For a detailed list of the data to be sent in with each phase, see Annex II.

2. Reductions in Required Data

The amount of data being collected for the Operational Plan has been reduced. For more information on what was reduced and why, see the Summary Report of the FY 2007 Operational Plan After-Action Review, available on the F intranet site. Below are examples of the adjustments:

  • There will be no indicators selected or targets set at the Implementing Mechanism level.
  • In cases where more than 15% of the Operating Unit assistance budget will go to one partner, an explanation is no longer required. After completing an analysis of the data6 provided in FY 2007, it was determined that this information did not need to be collected for FY 2008. Please be aware that the continued diversification of our partner base is still a priority for F and for the Congress. In future years, we may ask for this information again, in order to undertake a similar analysis.
  • Operating Units will receive their budget by Program Area except for Health and Education, which will be by Program Element, and will have the opportunity to allocate the budget to Program Elements and Program Sub-Elements.

3. Rationalizing the Process

In addition to reducing the data collection, we have also attempted to rationalize the timing and the process. Adjustments include:

  • Prior to an appropriation, we are asking Operating Units for minimal data necessary for Congressional consultations on the use of the FY 2008 appropriation. Additional data will be submitted only after the FY appropriation is finalized.
  • The Operational Plan review process will be simplified.

**What you need to do:**
Please copy the stretch of the Operational Plan passage from "3. Rationalizing the" through "will be simplified." word for word. These records have no connection to the Operational Plan passage.

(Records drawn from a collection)
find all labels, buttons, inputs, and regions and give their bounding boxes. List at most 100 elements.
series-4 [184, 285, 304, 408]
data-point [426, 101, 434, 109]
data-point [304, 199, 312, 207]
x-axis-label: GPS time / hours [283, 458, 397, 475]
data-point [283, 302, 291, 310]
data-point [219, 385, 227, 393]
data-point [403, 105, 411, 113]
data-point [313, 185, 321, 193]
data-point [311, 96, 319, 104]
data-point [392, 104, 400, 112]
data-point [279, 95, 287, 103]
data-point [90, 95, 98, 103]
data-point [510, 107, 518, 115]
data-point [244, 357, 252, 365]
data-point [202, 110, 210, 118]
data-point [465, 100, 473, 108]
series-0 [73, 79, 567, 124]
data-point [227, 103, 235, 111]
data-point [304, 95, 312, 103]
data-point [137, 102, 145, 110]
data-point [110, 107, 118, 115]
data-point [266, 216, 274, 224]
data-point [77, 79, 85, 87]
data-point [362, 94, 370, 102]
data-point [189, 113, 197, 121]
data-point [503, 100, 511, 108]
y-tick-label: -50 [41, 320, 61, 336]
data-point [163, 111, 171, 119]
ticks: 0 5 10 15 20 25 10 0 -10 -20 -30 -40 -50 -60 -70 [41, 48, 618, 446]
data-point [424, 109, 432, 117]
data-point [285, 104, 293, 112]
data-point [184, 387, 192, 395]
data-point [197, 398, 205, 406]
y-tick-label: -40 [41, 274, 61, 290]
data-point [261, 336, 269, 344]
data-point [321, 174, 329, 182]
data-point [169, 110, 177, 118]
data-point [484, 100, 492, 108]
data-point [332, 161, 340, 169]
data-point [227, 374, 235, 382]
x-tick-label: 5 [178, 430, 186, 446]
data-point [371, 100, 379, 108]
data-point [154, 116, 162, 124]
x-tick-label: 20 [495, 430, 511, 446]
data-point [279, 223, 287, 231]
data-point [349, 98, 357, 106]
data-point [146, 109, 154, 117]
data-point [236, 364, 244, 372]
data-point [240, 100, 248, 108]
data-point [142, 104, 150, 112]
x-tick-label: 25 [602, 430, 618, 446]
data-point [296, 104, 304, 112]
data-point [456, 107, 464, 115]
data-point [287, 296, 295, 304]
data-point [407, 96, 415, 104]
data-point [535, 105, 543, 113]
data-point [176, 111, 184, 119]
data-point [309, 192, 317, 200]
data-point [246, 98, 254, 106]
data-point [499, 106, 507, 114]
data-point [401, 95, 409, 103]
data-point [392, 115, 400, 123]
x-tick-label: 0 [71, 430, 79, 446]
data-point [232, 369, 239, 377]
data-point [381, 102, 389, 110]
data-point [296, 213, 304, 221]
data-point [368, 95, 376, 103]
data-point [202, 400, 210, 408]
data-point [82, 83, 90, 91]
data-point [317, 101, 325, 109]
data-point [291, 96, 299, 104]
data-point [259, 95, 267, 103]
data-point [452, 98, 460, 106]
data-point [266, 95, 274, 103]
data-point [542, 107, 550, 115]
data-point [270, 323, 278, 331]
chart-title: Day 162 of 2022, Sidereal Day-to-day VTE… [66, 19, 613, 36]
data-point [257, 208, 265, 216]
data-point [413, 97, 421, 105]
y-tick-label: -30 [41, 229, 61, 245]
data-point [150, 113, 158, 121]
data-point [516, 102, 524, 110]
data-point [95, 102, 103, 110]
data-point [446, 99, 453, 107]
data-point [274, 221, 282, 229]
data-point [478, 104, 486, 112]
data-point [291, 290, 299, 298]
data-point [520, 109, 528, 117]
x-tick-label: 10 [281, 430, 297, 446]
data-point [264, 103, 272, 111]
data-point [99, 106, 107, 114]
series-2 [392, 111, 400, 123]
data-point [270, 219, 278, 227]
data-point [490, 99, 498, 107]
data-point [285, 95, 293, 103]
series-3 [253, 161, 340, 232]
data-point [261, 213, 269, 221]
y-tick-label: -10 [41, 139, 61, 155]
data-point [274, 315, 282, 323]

**The response:**
3. Rationalizing the Process

In addition to reducing the data collection, we have also attempted to rationalize the timing and the process. Adjustments include:

  • Prior to an appropriation, we are asking Operating Units for minimal data necessary for Congressional consultations on the use of the FY 2008 appropriation. Additional data will be submitted only after the FY appropriation is finalized.
  • The Operational Plan review process will be simplified.